• SET PROBLEM
Each entry in the listing below should be restated word for word.

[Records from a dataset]

# # # #

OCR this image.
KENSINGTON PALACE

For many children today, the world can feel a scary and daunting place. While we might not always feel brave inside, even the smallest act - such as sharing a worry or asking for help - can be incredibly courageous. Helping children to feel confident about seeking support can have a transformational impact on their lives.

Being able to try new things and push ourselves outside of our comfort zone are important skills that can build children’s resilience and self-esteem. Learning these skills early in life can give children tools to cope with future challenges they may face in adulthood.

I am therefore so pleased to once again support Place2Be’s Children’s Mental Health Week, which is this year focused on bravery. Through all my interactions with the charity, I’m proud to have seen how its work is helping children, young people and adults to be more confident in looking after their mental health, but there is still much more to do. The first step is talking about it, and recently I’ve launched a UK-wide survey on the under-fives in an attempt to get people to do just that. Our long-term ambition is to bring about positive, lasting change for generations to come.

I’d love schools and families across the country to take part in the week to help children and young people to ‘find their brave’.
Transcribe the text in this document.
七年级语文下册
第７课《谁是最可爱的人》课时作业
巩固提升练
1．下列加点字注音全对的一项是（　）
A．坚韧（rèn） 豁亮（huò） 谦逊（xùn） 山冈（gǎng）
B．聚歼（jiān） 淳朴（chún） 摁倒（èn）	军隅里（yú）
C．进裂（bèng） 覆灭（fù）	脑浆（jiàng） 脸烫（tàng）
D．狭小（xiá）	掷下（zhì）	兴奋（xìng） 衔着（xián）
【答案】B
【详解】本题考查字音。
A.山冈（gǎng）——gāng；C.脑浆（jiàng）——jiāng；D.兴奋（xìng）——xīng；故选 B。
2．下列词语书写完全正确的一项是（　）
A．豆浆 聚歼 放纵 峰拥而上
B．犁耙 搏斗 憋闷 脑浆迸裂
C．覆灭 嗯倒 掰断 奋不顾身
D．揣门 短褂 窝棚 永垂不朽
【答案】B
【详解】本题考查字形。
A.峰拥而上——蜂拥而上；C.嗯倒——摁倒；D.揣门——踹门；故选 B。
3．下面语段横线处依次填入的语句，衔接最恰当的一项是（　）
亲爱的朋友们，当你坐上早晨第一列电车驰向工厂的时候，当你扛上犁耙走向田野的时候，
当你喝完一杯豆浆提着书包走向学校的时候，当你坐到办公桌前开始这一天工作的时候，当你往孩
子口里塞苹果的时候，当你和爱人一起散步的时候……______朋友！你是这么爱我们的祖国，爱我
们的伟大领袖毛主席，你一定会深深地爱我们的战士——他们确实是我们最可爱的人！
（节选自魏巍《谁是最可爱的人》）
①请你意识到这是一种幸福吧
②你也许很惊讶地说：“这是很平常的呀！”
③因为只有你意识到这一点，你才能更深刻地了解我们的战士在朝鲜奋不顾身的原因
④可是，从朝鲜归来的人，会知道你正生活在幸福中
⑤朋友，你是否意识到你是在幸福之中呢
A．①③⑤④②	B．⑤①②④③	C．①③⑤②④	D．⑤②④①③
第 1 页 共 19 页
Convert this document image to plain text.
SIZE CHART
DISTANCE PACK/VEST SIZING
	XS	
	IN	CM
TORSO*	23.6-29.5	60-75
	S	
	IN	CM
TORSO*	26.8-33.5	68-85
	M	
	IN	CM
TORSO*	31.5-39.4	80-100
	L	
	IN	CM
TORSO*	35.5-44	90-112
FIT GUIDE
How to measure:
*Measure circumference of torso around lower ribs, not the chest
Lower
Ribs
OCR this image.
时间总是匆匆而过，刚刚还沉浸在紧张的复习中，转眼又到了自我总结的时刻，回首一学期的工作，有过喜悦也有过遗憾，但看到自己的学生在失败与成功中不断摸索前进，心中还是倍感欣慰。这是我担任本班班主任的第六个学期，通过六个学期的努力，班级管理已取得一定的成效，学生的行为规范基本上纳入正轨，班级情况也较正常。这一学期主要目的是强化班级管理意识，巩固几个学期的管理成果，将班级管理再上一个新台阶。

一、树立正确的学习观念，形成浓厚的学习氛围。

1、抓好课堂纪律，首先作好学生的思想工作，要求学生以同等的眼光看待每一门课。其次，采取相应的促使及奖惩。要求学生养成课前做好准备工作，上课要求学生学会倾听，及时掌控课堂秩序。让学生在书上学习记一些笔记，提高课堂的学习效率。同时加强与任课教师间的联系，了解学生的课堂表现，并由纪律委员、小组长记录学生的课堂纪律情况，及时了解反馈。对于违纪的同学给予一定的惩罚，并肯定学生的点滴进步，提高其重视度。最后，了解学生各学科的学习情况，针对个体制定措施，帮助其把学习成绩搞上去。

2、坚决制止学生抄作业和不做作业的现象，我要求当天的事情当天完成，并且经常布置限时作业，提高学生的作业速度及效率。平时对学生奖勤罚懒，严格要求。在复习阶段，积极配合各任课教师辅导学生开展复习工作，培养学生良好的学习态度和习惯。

# # # #

• FINAL RESULT
OCR this image.
KENSINGTON PALACE

For many children today, the world can feel a scary and daunting place. While we might not always feel brave inside, even the smallest act - such as sharing a worry or asking for help - can be incredibly courageous. Helping children to feel confident about seeking support can have a transformational impact on their lives.

Being able to try new things and push ourselves outside of our comfort zone are important skills that can build children’s resilience and self-esteem. Learning these skills early in life can give children tools to cope with future challenges they may face in adulthood.

I am therefore so pleased to once again support Place2Be’s Children’s Mental Health Week, which is this year focused on bravery. Through all my interactions with the charity, I’m proud to have seen how its work is helping children, young people and adults to be more confident in looking after their mental health, but there is still much more to do. The first step is talking about it, and recently I’ve launched a UK-wide survey on the under-fives in an attempt to get people to do just that. Our long-term ambition is to bring about positive, lasting change for generations to come.

I’d love schools and families across the country to take part in the week to help children and young people to ‘find their brave’.
Transcribe the text in this document.
七年级语文下册
第７课《谁是最可爱的人》课时作业
巩固提升练
1．下列加点字注音全对的一项是（　）
A．坚韧（rèn） 豁亮（huò） 谦逊（xùn） 山冈（gǎng）
B．聚歼（jiān） 淳朴（chún） 摁倒（èn）	军隅里（yú）
C．进裂（bèng） 覆灭（fù）	脑浆（jiàng） 脸烫（tàng）
D．狭小（xiá）	掷下（zhì）	兴奋（xìng） 衔着（xián）
【答案】B
【详解】本题考查字音。
A.山冈（gǎng）——gāng；C.脑浆（jiàng）——jiāng；D.兴奋（xìng）——xīng；故选 B。
2．下列词语书写完全正确的一项是（　）
A．豆浆 聚歼 放纵 峰拥而上
B．犁耙 搏斗 憋闷 脑浆迸裂
C．覆灭 嗯倒 掰断 奋不顾身
D．揣门 短褂 窝棚 永垂不朽
【答案】B
【详解】本题考查字形。
A.峰拥而上——蜂拥而上；C.嗯倒——摁倒；D.揣门——踹门；故选 B。
3．下面语段横线处依次填入的语句，衔接最恰当的一项是（　）
亲爱的朋友们，当你坐上早晨第一列电车驰向工厂的时候，当你扛上犁耙走向田野的时候，
当你喝完一杯豆浆提着书包走向学校的时候，当你坐到办公桌前开始这一天工作的时候，当你往孩
子口里塞苹果的时候，当你和爱人一起散步的时候……______朋友！你是这么爱我们的祖国，爱我
们的伟大领袖毛主席，你一定会深深地爱我们的战士——他们确实是我们最可爱的人！
（节选自魏巍《谁是最可爱的人》）
①请你意识到这是一种幸福吧
②你也许很惊讶地说：“这是很平常的呀！”
③因为只有你意识到这一点，你才能更深刻地了解我们的战士在朝鲜奋不顾身的原因
④可是，从朝鲜归来的人，会知道你正生活在幸福中
⑤朋友，你是否意识到你是在幸福之中呢
A．①③⑤④②	B．⑤①②④③	C．①③⑤②④	D．⑤②④①③
第 1 页 共 19 页
Convert this document image to plain text.
SIZE CHART
DISTANCE PACK/VEST SIZING
	XS	
	IN	CM
TORSO*	23.6-29.5	60-75
	S	
	IN	CM
TORSO*	26.8-33.5	68-85
	M	
	IN	CM
TORSO*	31.5-39.4	80-100
	L	
	IN	CM
TORSO*	35.5-44	90-112
FIT GUIDE
How to measure:
*Measure circumference of torso around lower ribs, not the chest
Lower
Ribs
OCR this image.
时间总是匆匆而过，刚刚还沉浸在紧张的复习中，转眼又到了自我总结的时刻，回首一学期的工作，有过喜悦也有过遗憾，但看到自己的学生在失败与成功中不断摸索前进，心中还是倍感欣慰。这是我担任本班班主任的第六个学期，通过六个学期的努力，班级管理已取得一定的成效，学生的行为规范基本上纳入正轨，班级情况也较正常。这一学期主要目的是强化班级管理意识，巩固几个学期的管理成果，将班级管理再上一个新台阶。

一、树立正确的学习观念，形成浓厚的学习氛围。

1、抓好课堂纪律，首先作好学生的思想工作，要求学生以同等的眼光看待每一门课。其次，采取相应的促使及奖惩。要求学生养成课前做好准备工作，上课要求学生学会倾听，及时掌控课堂秩序。让学生在书上学习记一些笔记，提高课堂的学习效率。同时加强与任课教师间的联系，了解学生的课堂表现，并由纪律委员、小组长记录学生的课堂纪律情况，及时了解反馈。对于违纪的同学给予一定的惩罚，并肯定学生的点滴进步，提高其重视度。最后，了解学生各学科的学习情况，针对个体制定措施，帮助其把学习成绩搞上去。

2、坚决制止学生抄作业和不做作业的现象，我要求当天的事情当天完成，并且经常布置限时作业，提高学生的作业速度及效率。平时对学生奖勤罚懒，严格要求。在复习阶段，积极配合各任课教师辅导学生开展复习工作，培养学生良好的学习态度和习惯。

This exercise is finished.